Exercise: Determine the number of lines containing the word "text". Reply with it and nothing else.

Working data:
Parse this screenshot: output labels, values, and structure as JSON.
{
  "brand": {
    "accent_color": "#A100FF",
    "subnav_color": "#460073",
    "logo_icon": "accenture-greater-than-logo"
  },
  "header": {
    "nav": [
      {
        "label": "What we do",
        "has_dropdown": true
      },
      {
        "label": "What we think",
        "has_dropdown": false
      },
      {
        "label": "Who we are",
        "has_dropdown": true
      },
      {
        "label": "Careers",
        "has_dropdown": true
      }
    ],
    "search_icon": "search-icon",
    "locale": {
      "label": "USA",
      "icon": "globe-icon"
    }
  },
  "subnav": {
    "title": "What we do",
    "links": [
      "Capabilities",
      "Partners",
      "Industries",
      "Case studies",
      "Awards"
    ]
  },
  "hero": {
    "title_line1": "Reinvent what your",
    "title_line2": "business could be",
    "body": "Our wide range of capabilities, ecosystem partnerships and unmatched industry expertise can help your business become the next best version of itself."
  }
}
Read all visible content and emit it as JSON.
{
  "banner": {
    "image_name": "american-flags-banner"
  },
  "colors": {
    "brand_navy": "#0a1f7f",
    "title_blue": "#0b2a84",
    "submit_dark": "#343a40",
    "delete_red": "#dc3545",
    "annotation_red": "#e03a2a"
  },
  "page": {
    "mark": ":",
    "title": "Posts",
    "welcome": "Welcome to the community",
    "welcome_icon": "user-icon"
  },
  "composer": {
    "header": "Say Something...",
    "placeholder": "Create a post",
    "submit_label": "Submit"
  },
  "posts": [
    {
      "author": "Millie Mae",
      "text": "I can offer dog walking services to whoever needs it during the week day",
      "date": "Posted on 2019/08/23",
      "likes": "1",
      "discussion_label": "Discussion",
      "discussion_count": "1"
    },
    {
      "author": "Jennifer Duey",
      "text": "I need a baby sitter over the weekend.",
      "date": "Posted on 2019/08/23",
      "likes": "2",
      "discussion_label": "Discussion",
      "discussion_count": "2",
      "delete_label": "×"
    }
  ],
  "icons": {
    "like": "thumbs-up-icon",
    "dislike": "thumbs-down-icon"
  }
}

Solution: 2